*Extracted data entries:*
────────

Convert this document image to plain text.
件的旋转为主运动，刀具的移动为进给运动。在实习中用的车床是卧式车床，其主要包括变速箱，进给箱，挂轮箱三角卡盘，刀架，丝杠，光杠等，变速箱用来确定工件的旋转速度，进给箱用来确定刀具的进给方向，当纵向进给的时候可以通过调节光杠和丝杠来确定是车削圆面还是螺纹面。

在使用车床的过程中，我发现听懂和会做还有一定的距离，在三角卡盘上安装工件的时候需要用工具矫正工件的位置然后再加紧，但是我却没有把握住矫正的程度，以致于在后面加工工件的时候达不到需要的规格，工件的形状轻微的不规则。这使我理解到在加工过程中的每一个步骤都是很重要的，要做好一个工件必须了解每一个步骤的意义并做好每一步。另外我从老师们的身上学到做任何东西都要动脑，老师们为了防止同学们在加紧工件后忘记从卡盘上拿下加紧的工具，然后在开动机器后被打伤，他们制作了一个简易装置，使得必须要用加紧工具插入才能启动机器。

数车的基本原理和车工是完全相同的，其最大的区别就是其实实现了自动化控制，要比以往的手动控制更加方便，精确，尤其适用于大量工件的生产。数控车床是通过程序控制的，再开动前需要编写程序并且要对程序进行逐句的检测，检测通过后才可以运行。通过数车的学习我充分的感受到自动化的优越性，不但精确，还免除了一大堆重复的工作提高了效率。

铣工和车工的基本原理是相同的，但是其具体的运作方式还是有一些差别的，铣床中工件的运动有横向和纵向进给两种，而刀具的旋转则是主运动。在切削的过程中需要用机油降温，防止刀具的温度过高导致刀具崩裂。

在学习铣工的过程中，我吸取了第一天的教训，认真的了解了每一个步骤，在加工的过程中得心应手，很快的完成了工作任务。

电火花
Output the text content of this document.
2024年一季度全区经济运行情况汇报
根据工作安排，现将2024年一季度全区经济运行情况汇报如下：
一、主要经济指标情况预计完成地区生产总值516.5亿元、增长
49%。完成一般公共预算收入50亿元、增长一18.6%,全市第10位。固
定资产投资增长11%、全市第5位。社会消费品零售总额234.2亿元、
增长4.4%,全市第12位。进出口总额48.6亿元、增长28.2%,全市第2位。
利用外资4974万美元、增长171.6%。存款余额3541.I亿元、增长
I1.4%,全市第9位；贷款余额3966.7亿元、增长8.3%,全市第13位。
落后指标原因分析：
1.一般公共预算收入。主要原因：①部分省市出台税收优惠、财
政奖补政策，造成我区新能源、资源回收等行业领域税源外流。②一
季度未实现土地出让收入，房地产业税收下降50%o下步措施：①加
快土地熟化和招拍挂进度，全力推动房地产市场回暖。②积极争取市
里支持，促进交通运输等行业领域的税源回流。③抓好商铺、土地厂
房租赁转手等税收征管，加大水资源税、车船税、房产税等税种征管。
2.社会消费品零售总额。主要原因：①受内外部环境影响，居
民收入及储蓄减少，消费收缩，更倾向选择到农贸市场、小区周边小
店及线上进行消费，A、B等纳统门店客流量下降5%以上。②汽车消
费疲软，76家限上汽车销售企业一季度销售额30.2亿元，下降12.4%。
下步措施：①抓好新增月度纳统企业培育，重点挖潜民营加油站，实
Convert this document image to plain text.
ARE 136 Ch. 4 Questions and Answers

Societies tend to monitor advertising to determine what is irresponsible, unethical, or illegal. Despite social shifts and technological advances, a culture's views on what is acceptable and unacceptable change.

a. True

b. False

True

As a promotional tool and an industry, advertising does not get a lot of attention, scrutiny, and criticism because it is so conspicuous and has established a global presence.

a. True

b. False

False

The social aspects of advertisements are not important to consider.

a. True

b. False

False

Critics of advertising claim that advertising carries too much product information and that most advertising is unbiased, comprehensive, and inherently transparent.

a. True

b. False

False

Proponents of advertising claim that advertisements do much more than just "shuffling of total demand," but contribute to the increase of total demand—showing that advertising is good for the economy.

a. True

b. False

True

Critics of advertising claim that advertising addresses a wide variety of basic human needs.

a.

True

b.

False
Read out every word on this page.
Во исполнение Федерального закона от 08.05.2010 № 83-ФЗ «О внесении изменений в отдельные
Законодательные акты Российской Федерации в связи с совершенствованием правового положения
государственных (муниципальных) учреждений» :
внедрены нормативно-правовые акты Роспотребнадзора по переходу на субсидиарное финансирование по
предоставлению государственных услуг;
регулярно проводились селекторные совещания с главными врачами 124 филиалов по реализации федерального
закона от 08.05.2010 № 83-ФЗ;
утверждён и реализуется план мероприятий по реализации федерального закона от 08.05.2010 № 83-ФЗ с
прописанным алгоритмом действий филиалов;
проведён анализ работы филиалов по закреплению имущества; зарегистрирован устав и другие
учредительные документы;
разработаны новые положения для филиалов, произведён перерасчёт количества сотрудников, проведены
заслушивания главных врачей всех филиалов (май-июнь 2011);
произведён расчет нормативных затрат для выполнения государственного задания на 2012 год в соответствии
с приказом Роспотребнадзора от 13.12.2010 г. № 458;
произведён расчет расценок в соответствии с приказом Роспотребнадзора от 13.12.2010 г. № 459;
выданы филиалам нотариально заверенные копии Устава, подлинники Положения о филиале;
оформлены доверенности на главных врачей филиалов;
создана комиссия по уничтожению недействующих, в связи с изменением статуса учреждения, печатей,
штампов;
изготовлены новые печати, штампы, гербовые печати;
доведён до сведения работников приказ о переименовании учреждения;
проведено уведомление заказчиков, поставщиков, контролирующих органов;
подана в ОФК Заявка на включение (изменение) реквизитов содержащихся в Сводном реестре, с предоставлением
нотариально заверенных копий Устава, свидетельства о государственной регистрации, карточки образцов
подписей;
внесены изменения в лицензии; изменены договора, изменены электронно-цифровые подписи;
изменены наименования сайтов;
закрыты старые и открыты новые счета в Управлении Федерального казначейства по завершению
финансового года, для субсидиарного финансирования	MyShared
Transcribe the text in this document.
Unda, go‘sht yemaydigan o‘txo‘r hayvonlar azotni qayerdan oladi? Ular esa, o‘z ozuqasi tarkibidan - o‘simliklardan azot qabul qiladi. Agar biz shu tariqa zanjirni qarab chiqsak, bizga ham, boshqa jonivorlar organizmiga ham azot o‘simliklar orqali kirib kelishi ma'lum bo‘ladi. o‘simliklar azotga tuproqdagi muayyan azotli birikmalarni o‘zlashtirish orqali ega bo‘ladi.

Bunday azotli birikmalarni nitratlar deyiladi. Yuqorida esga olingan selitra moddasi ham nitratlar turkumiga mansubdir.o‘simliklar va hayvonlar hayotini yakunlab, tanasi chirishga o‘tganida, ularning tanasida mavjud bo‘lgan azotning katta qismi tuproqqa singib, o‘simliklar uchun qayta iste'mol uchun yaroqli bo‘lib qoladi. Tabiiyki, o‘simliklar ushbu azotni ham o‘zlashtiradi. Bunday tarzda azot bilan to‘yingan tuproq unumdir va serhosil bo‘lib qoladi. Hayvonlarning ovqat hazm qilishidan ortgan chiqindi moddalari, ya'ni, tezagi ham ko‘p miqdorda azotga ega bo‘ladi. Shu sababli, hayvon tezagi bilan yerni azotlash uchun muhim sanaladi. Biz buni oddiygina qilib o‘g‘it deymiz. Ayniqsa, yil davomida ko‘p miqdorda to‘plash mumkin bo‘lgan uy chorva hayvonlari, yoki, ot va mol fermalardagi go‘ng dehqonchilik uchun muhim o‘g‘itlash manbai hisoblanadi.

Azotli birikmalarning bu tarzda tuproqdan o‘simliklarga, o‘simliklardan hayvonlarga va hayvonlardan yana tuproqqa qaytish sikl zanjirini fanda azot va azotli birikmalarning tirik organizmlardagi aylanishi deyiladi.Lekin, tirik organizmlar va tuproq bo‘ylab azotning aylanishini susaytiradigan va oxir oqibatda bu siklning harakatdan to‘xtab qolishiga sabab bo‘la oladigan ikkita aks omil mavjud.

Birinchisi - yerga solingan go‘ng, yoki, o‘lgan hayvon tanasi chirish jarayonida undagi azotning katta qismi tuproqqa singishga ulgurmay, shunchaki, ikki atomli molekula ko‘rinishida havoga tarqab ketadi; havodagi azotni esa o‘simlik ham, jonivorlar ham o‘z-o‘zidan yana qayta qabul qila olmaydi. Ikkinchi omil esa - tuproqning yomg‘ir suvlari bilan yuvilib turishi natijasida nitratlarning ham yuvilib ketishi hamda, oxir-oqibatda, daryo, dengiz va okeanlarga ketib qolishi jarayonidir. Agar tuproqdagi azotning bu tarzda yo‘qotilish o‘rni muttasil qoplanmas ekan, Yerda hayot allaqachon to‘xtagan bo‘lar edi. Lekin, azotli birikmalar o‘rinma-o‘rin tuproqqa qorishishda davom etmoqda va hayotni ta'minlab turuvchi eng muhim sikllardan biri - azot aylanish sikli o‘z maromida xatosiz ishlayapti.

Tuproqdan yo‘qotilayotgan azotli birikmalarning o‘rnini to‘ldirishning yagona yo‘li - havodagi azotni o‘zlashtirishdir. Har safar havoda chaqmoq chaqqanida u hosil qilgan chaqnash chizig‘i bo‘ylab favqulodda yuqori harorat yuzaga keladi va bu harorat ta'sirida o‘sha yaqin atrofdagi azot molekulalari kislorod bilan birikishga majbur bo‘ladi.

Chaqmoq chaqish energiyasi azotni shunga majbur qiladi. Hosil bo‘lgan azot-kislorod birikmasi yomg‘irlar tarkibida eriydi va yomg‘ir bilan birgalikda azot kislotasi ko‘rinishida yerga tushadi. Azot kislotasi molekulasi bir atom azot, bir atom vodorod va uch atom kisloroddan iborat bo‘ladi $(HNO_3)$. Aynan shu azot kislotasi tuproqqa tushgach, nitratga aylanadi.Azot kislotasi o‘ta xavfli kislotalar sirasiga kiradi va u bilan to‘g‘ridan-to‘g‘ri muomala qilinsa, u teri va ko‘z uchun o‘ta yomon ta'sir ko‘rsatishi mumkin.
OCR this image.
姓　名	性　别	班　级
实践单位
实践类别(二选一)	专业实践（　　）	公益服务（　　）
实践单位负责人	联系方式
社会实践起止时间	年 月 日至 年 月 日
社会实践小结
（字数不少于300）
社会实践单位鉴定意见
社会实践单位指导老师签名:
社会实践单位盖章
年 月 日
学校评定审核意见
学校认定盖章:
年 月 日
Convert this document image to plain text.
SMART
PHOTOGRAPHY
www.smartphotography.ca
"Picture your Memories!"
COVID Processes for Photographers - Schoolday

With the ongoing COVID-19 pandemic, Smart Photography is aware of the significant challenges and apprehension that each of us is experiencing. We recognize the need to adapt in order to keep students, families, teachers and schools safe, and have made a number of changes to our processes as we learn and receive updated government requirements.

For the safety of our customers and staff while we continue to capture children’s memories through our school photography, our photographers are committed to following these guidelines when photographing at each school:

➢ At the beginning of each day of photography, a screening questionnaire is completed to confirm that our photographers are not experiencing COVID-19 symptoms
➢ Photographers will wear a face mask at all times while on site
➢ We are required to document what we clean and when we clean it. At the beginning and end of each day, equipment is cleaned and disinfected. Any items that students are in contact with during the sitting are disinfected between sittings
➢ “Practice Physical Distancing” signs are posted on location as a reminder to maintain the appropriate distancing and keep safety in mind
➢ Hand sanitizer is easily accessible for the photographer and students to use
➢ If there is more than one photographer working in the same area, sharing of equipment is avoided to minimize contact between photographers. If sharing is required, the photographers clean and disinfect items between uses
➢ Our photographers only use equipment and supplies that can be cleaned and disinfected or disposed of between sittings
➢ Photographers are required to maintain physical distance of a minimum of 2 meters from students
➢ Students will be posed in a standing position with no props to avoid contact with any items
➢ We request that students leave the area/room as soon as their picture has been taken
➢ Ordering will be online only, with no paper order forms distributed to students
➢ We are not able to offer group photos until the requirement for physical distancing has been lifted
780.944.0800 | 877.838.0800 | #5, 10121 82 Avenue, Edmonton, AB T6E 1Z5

────────

*STATED TASK:*
Pull out all lines from the listing that contain the string "while".

*FULL ANSWER:*
For the safety of our customers and staff while we continue to capture children’s memories through our school photography, our photographers are committed to following these guidelines when photographing at each school:
➢ Photographers will wear a face mask at all times while on site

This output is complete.